REQUIREMENTS:
Write the records out again exactly, leaving no images in.

SUPPLIED INFORMATION:
——
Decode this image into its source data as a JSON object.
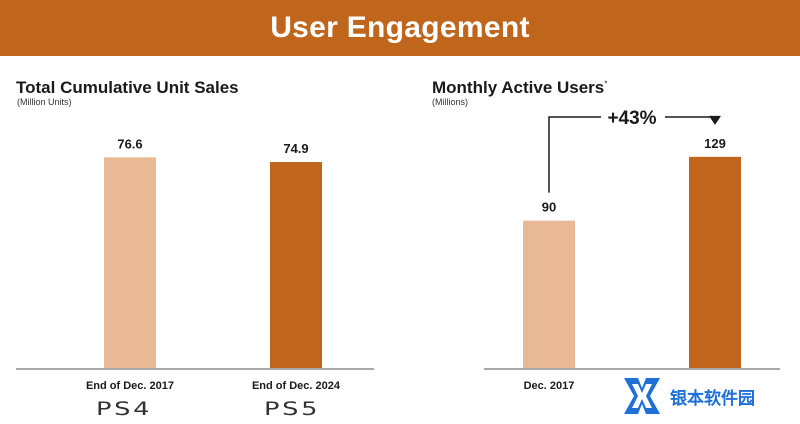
{
  "header": {
    "title": "User Engagement"
  },
  "chart_data": [
    {
      "type": "bar",
      "title": "Total Cumulative Unit Sales",
      "subtitle": "(Million Units)",
      "categories": [
        "End of Dec. 2017",
        "End of Dec. 2024"
      ],
      "values": [
        76.6,
        74.9
      ],
      "value_labels": [
        "76.6",
        "74.9"
      ],
      "bar_colors": [
        "#e8b994",
        "#c0661c"
      ],
      "ylim": [
        0,
        100
      ],
      "category_logos": [
        "PS4",
        "PS5"
      ]
    },
    {
      "type": "bar",
      "title": "Monthly Active Users",
      "title_footnote": "*",
      "subtitle": "(Millions)",
      "categories": [
        "Dec. 2017",
        ""
      ],
      "values": [
        90,
        129
      ],
      "value_labels": [
        "90",
        "129"
      ],
      "bar_colors": [
        "#e8b994",
        "#c0661c"
      ],
      "ylim": [
        0,
        168
      ],
      "annotation": {
        "text": "+43%",
        "from": 0,
        "to": 1
      }
    }
  ],
  "watermark": {
    "text": "银本软件园",
    "icon": "x-logo-icon",
    "color": "#1e6fd6"
  },
  "colors": {
    "accent": "#c0661c",
    "light_bar": "#e8b994"
  }
}
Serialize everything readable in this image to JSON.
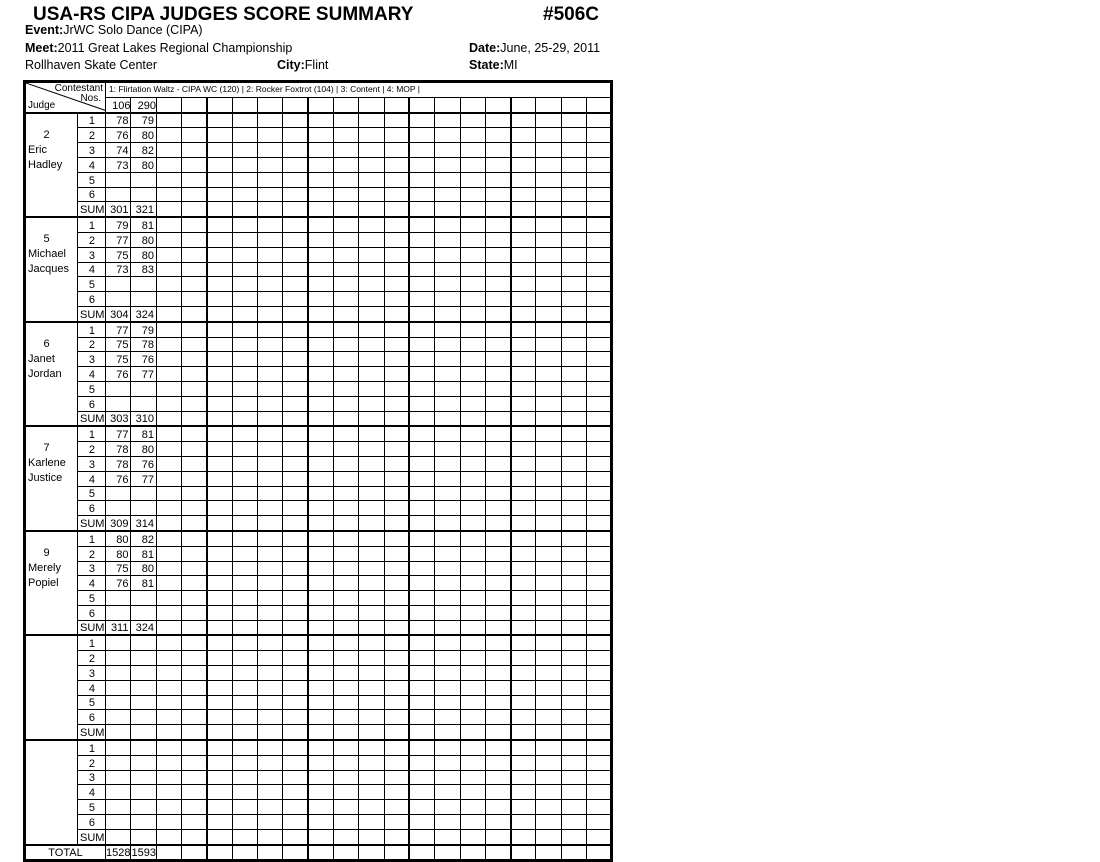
{
  "header": {
    "title": "USA-RS CIPA JUDGES SCORE SUMMARY",
    "code": "#506C",
    "event_label": "Event:",
    "event": "JrWC Solo Dance   (CIPA)",
    "meet_label": "Meet:",
    "meet": "2011 Great Lakes Regional Championship",
    "date_label": "Date:",
    "date": "June, 25-29, 2011",
    "venue": "Rollhaven Skate Center",
    "city_label": "City:",
    "city": "Flint",
    "state_label": "State:",
    "state": "MI"
  },
  "table": {
    "contestant_label": "Contestant",
    "nos_label": "Nos.",
    "judge_label": "Judge",
    "events_line": "1: Flirtation Waltz - CIPA WC (120) | 2: Rocker Foxtrot (104) | 3: Content | 4: MOP |",
    "contestants": [
      "106",
      "290"
    ],
    "row_labels": [
      "1",
      "2",
      "3",
      "4",
      "5",
      "6",
      "SUM"
    ],
    "judges": [
      {
        "number": "2",
        "first": "Eric",
        "last": "Hadley",
        "scores": [
          [
            "78",
            "79"
          ],
          [
            "76",
            "80"
          ],
          [
            "74",
            "82"
          ],
          [
            "73",
            "80"
          ],
          [
            "",
            ""
          ],
          [
            "",
            ""
          ],
          [
            "301",
            "321"
          ]
        ]
      },
      {
        "number": "5",
        "first": "Michael",
        "last": "Jacques",
        "scores": [
          [
            "79",
            "81"
          ],
          [
            "77",
            "80"
          ],
          [
            "75",
            "80"
          ],
          [
            "73",
            "83"
          ],
          [
            "",
            ""
          ],
          [
            "",
            ""
          ],
          [
            "304",
            "324"
          ]
        ]
      },
      {
        "number": "6",
        "first": "Janet",
        "last": "Jordan",
        "scores": [
          [
            "77",
            "79"
          ],
          [
            "75",
            "78"
          ],
          [
            "75",
            "76"
          ],
          [
            "76",
            "77"
          ],
          [
            "",
            ""
          ],
          [
            "",
            ""
          ],
          [
            "303",
            "310"
          ]
        ]
      },
      {
        "number": "7",
        "first": "Karlene",
        "last": "Justice",
        "scores": [
          [
            "77",
            "81"
          ],
          [
            "78",
            "80"
          ],
          [
            "78",
            "76"
          ],
          [
            "76",
            "77"
          ],
          [
            "",
            ""
          ],
          [
            "",
            ""
          ],
          [
            "309",
            "314"
          ]
        ]
      },
      {
        "number": "9",
        "first": "Merely",
        "last": "Popiel",
        "scores": [
          [
            "80",
            "82"
          ],
          [
            "80",
            "81"
          ],
          [
            "75",
            "80"
          ],
          [
            "76",
            "81"
          ],
          [
            "",
            ""
          ],
          [
            "",
            ""
          ],
          [
            "311",
            "324"
          ]
        ]
      },
      {
        "number": "",
        "first": "",
        "last": "",
        "scores": []
      },
      {
        "number": "",
        "first": "",
        "last": "",
        "scores": []
      }
    ],
    "total_label": "TOTAL",
    "totals": [
      "1528",
      "1593"
    ]
  }
}
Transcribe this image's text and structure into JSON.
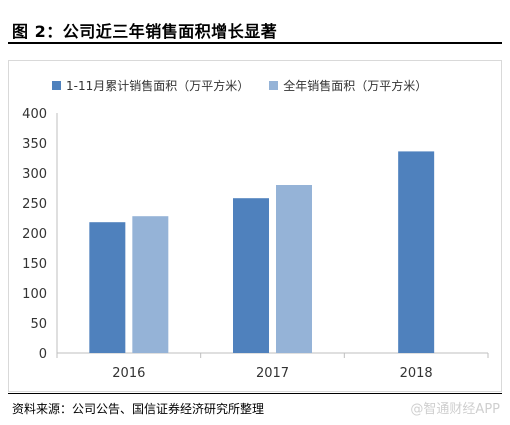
{
  "header": {
    "title": "图 2：公司近三年销售面积增长显著"
  },
  "colors": {
    "series_1": "#4f81bd",
    "series_2": "#95b3d7",
    "axis": "#bfbfbf"
  },
  "chart_data": {
    "type": "bar",
    "categories": [
      "2016",
      "2017",
      "2018"
    ],
    "series": [
      {
        "name": "1-11月累计销售面积（万平方米）",
        "values": [
          218,
          258,
          336
        ]
      },
      {
        "name": "全年销售面积（万平方米）",
        "values": [
          228,
          280,
          null
        ]
      }
    ],
    "ylim": [
      0,
      400
    ],
    "yticks": [
      "0",
      "50",
      "100",
      "150",
      "200",
      "250",
      "300",
      "350",
      "400"
    ],
    "legend_position": "top-left",
    "grid": false
  },
  "footer": {
    "source": "资料来源：公司公告、国信证券经济研究所整理",
    "watermark": "@智通财经APP"
  }
}
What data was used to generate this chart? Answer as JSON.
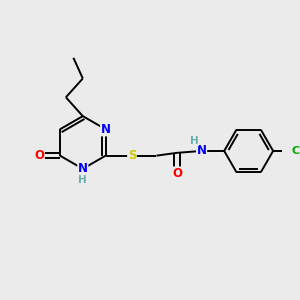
{
  "background_color": "#ebebeb",
  "bond_color": "#000000",
  "atom_colors": {
    "N": "#0000ff",
    "O": "#ff0000",
    "S": "#cccc00",
    "Cl": "#00aa00",
    "H": "#6ab0b0",
    "C": "#000000"
  },
  "font_size": 8.5,
  "lw": 1.4
}
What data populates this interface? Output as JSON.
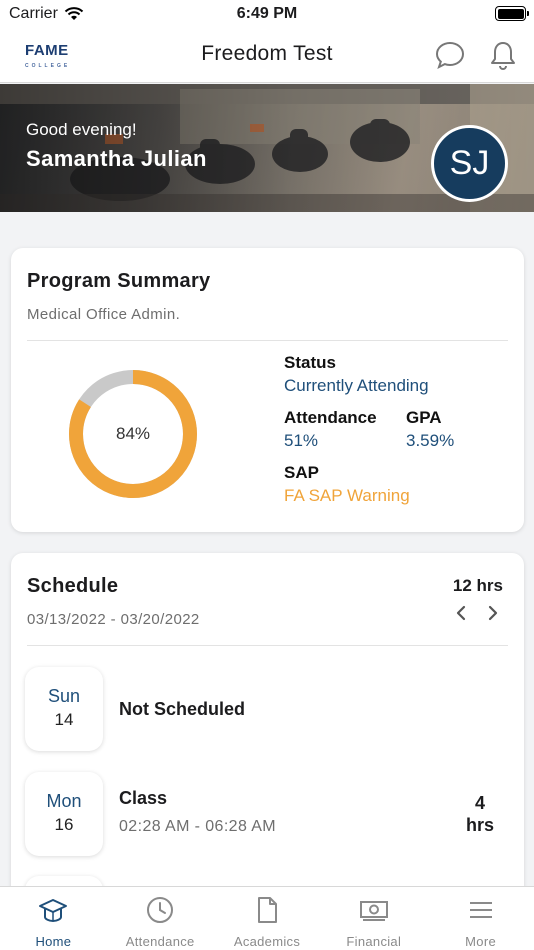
{
  "status_bar": {
    "carrier": "Carrier",
    "time": "6:49 PM"
  },
  "nav": {
    "logo_text": "FAME",
    "logo_sub": "COLLEGE",
    "title": "Freedom Test"
  },
  "hero": {
    "greeting": "Good evening!",
    "name": "Samantha Julian",
    "initials": "SJ"
  },
  "program_summary": {
    "title": "Program Summary",
    "program": "Medical Office Admin.",
    "progress": 0.84,
    "progress_label": "84%",
    "status_label": "Status",
    "status_value": "Currently Attending",
    "attendance_label": "Attendance",
    "attendance_value": "51%",
    "gpa_label": "GPA",
    "gpa_value": "3.59%",
    "sap_label": "SAP",
    "sap_value": "FA SAP Warning"
  },
  "schedule": {
    "title": "Schedule",
    "total_hours": "12 hrs",
    "date_range": "03/13/2022 - 03/20/2022",
    "days": [
      {
        "dow": "Sun",
        "date": "14",
        "event": "Not Scheduled",
        "times": "",
        "hours": ""
      },
      {
        "dow": "Mon",
        "date": "16",
        "event": "Class",
        "times": "02:28 AM - 06:28 AM",
        "hours_num": "4",
        "hours_unit": "hrs"
      }
    ]
  },
  "tabs": [
    {
      "label": "Home",
      "icon": "graduation-cap-icon",
      "active": true
    },
    {
      "label": "Attendance",
      "icon": "clock-icon",
      "active": false
    },
    {
      "label": "Academics",
      "icon": "document-icon",
      "active": false
    },
    {
      "label": "Financial",
      "icon": "money-icon",
      "active": false
    },
    {
      "label": "More",
      "icon": "menu-icon",
      "active": false
    }
  ],
  "colors": {
    "primary": "#1f4f7a",
    "accent": "#f0a43a",
    "avatar_bg": "#163c5e",
    "track": "#c9c9c9"
  }
}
——
RESPONSE:
Decode this image into its source data as a JSON object.
{
  "header": {
    "title": "User Engagement"
  },
  "chart_data": [
    {
      "type": "bar",
      "title": "Total Cumulative Unit Sales",
      "subtitle": "(Million Units)",
      "categories": [
        "End of Dec. 2017",
        "End of Dec. 2024"
      ],
      "values": [
        76.6,
        74.9
      ],
      "value_labels": [
        "76.6",
        "74.9"
      ],
      "bar_colors": [
        "#e8b994",
        "#c0661c"
      ],
      "ylim": [
        0,
        100
      ],
      "category_logos": [
        "PS4",
        "PS5"
      ]
    },
    {
      "type": "bar",
      "title": "Monthly Active Users",
      "title_footnote": "*",
      "subtitle": "(Millions)",
      "categories": [
        "Dec. 2017",
        ""
      ],
      "values": [
        90,
        129
      ],
      "value_labels": [
        "90",
        "129"
      ],
      "bar_colors": [
        "#e8b994",
        "#c0661c"
      ],
      "ylim": [
        0,
        168
      ],
      "annotation": {
        "text": "+43%",
        "from": 0,
        "to": 1
      }
    }
  ],
  "watermark": {
    "text": "银本软件园",
    "icon": "x-logo-icon",
    "color": "#1e6fd6"
  },
  "colors": {
    "accent": "#c0661c",
    "light_bar": "#e8b994"
  }
}
Serialize everything readable in this image to JSON.
{
  "header": {
    "title": "USA-RS CIPA JUDGES SCORE SUMMARY",
    "code": "#506C",
    "event_label": "Event:",
    "event": "JrWC Solo Dance   (CIPA)",
    "meet_label": "Meet:",
    "meet": "2011 Great Lakes Regional Championship",
    "date_label": "Date:",
    "date": "June, 25-29, 2011",
    "venue": "Rollhaven Skate Center",
    "city_label": "City:",
    "city": "Flint",
    "state_label": "State:",
    "state": "MI"
  },
  "table": {
    "contestant_label": "Contestant",
    "nos_label": "Nos.",
    "judge_label": "Judge",
    "events_line": "1: Flirtation Waltz - CIPA WC (120) | 2: Rocker Foxtrot (104) | 3: Content | 4: MOP |",
    "contestants": [
      "106",
      "290"
    ],
    "row_labels": [
      "1",
      "2",
      "3",
      "4",
      "5",
      "6",
      "SUM"
    ],
    "judges": [
      {
        "number": "2",
        "first": "Eric",
        "last": "Hadley",
        "scores": [
          [
            "78",
            "79"
          ],
          [
            "76",
            "80"
          ],
          [
            "74",
            "82"
          ],
          [
            "73",
            "80"
          ],
          [
            "",
            ""
          ],
          [
            "",
            ""
          ],
          [
            "301",
            "321"
          ]
        ]
      },
      {
        "number": "5",
        "first": "Michael",
        "last": "Jacques",
        "scores": [
          [
            "79",
            "81"
          ],
          [
            "77",
            "80"
          ],
          [
            "75",
            "80"
          ],
          [
            "73",
            "83"
          ],
          [
            "",
            ""
          ],
          [
            "",
            ""
          ],
          [
            "304",
            "324"
          ]
        ]
      },
      {
        "number": "6",
        "first": "Janet",
        "last": "Jordan",
        "scores": [
          [
            "77",
            "79"
          ],
          [
            "75",
            "78"
          ],
          [
            "75",
            "76"
          ],
          [
            "76",
            "77"
          ],
          [
            "",
            ""
          ],
          [
            "",
            ""
          ],
          [
            "303",
            "310"
          ]
        ]
      },
      {
        "number": "7",
        "first": "Karlene",
        "last": "Justice",
        "scores": [
          [
            "77",
            "81"
          ],
          [
            "78",
            "80"
          ],
          [
            "78",
            "76"
          ],
          [
            "76",
            "77"
          ],
          [
            "",
            ""
          ],
          [
            "",
            ""
          ],
          [
            "309",
            "314"
          ]
        ]
      },
      {
        "number": "9",
        "first": "Merely",
        "last": "Popiel",
        "scores": [
          [
            "80",
            "82"
          ],
          [
            "80",
            "81"
          ],
          [
            "75",
            "80"
          ],
          [
            "76",
            "81"
          ],
          [
            "",
            ""
          ],
          [
            "",
            ""
          ],
          [
            "311",
            "324"
          ]
        ]
      },
      {
        "number": "",
        "first": "",
        "last": "",
        "scores": []
      },
      {
        "number": "",
        "first": "",
        "last": "",
        "scores": []
      }
    ],
    "total_label": "TOTAL",
    "totals": [
      "1528",
      "1593"
    ]
  }
}
Transcribe this image's text and structure into JSON.
{
  "header": {
    "title": "图 2：公司近三年销售面积增长显著"
  },
  "colors": {
    "series_1": "#4f81bd",
    "series_2": "#95b3d7",
    "axis": "#bfbfbf"
  },
  "chart_data": {
    "type": "bar",
    "categories": [
      "2016",
      "2017",
      "2018"
    ],
    "series": [
      {
        "name": "1-11月累计销售面积（万平方米）",
        "values": [
          218,
          258,
          336
        ]
      },
      {
        "name": "全年销售面积（万平方米）",
        "values": [
          228,
          280,
          null
        ]
      }
    ],
    "ylim": [
      0,
      400
    ],
    "yticks": [
      "0",
      "50",
      "100",
      "150",
      "200",
      "250",
      "300",
      "350",
      "400"
    ],
    "legend_position": "top-left",
    "grid": false
  },
  "footer": {
    "source": "资料来源：公司公告、国信证券经济研究所整理",
    "watermark": "@智通财经APP"
  }
}
What data was used to generate this chart? Answer as JSON.
{
  "background_color": "#ebebeb",
  "bond_color": "#000000",
  "atom_colors": {
    "N": "#0000ff",
    "O": "#ff0000",
    "S": "#cccc00",
    "Cl": "#00aa00",
    "H": "#6ab0b0",
    "C": "#000000"
  },
  "font_size": 8.5,
  "lw": 1.4
}
What data populates this interface? Output as JSON.
{
  "status_bar": {
    "carrier": "Carrier",
    "time": "6:49 PM"
  },
  "nav": {
    "logo_text": "FAME",
    "logo_sub": "COLLEGE",
    "title": "Freedom Test"
  },
  "hero": {
    "greeting": "Good evening!",
    "name": "Samantha Julian",
    "initials": "SJ"
  },
  "program_summary": {
    "title": "Program Summary",
    "program": "Medical Office Admin.",
    "progress": 0.84,
    "progress_label": "84%",
    "status_label": "Status",
    "status_value": "Currently Attending",
    "attendance_label": "Attendance",
    "attendance_value": "51%",
    "gpa_label": "GPA",
    "gpa_value": "3.59%",
    "sap_label": "SAP",
    "sap_value": "FA SAP Warning"
  },
  "schedule": {
    "title": "Schedule",
    "total_hours": "12 hrs",
    "date_range": "03/13/2022 - 03/20/2022",
    "days": [
      {
        "dow": "Sun",
        "date": "14",
        "event": "Not Scheduled",
        "times": "",
        "hours": ""
      },
      {
        "dow": "Mon",
        "date": "16",
        "event": "Class",
        "times": "02:28 AM - 06:28 AM",
        "hours_num": "4",
        "hours_unit": "hrs"
      }
    ]
  },
  "tabs": [
    {
      "label": "Home",
      "icon": "graduation-cap-icon",
      "active": true
    },
    {
      "label": "Attendance",
      "icon": "clock-icon",
      "active": false
    },
    {
      "label": "Academics",
      "icon": "document-icon",
      "active": false
    },
    {
      "label": "Financial",
      "icon": "money-icon",
      "active": false
    },
    {
      "label": "More",
      "icon": "menu-icon",
      "active": false
    }
  ],
  "colors": {
    "primary": "#1f4f7a",
    "accent": "#f0a43a",
    "avatar_bg": "#163c5e",
    "track": "#c9c9c9"
  }
}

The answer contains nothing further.